* begin GIVEN RECORDS *

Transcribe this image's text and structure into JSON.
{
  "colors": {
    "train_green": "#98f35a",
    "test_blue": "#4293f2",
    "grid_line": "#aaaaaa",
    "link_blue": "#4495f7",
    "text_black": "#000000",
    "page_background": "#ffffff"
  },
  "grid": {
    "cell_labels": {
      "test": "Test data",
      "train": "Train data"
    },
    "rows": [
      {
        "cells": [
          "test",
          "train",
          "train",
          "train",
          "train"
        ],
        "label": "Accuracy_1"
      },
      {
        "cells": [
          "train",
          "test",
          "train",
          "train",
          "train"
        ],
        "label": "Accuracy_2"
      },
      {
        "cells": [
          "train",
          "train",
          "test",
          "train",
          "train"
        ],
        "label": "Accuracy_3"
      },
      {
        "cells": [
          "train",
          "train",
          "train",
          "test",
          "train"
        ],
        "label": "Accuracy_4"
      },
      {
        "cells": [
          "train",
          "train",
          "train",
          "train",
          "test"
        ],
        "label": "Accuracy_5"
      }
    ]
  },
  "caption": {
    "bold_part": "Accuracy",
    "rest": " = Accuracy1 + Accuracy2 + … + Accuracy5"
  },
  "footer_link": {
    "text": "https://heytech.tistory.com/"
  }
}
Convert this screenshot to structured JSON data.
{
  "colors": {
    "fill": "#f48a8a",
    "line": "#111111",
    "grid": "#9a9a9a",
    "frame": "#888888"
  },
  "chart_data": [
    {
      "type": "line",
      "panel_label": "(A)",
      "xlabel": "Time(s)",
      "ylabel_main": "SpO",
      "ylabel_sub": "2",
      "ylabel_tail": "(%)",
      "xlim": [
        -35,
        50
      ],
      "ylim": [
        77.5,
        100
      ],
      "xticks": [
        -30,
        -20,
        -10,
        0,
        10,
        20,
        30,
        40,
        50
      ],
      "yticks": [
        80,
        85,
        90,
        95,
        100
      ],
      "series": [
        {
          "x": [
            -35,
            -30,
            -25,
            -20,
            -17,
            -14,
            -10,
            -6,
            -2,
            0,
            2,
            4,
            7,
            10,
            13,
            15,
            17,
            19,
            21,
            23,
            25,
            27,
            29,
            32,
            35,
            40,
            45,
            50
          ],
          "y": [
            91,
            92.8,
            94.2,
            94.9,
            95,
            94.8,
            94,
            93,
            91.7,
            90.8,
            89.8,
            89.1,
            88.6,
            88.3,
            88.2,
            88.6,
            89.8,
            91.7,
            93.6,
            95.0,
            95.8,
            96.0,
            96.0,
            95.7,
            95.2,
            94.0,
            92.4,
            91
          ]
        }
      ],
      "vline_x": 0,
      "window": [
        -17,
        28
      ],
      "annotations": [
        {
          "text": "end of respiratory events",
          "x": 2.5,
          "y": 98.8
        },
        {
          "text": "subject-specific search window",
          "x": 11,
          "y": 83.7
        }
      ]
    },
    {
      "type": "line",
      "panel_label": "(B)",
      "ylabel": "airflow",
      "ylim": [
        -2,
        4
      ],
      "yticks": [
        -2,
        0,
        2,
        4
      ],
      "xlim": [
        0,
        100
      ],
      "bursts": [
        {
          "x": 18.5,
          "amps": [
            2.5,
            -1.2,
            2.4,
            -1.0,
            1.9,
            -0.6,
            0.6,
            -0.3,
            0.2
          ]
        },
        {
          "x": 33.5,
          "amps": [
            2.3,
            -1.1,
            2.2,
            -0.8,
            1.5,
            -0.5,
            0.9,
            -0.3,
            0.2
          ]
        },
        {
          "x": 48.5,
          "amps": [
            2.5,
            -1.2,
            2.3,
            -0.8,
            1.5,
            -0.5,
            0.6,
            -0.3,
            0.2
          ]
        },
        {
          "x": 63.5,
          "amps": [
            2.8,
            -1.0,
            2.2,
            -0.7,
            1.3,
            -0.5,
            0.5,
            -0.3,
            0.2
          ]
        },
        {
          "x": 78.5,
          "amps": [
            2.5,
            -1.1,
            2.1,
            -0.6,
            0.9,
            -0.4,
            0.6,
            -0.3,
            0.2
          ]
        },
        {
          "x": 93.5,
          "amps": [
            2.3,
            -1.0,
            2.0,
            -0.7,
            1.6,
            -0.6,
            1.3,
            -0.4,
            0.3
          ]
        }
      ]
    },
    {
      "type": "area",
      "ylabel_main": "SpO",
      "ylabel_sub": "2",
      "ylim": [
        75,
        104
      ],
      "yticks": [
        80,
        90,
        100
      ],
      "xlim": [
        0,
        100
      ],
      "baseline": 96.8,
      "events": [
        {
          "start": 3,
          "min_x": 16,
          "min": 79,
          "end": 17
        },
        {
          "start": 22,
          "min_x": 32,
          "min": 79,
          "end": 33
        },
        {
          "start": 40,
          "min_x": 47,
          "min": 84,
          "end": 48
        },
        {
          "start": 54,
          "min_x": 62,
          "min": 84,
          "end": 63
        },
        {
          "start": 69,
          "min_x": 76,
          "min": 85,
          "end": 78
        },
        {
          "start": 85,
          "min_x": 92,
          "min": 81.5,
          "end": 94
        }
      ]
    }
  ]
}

* end GIVEN RECORDS *

[GIVEN EXERCISE] Of the lines in the material, how many include "JSON"? Respond with the number alone.

[ANSWER TO THIS PROBLEM] 2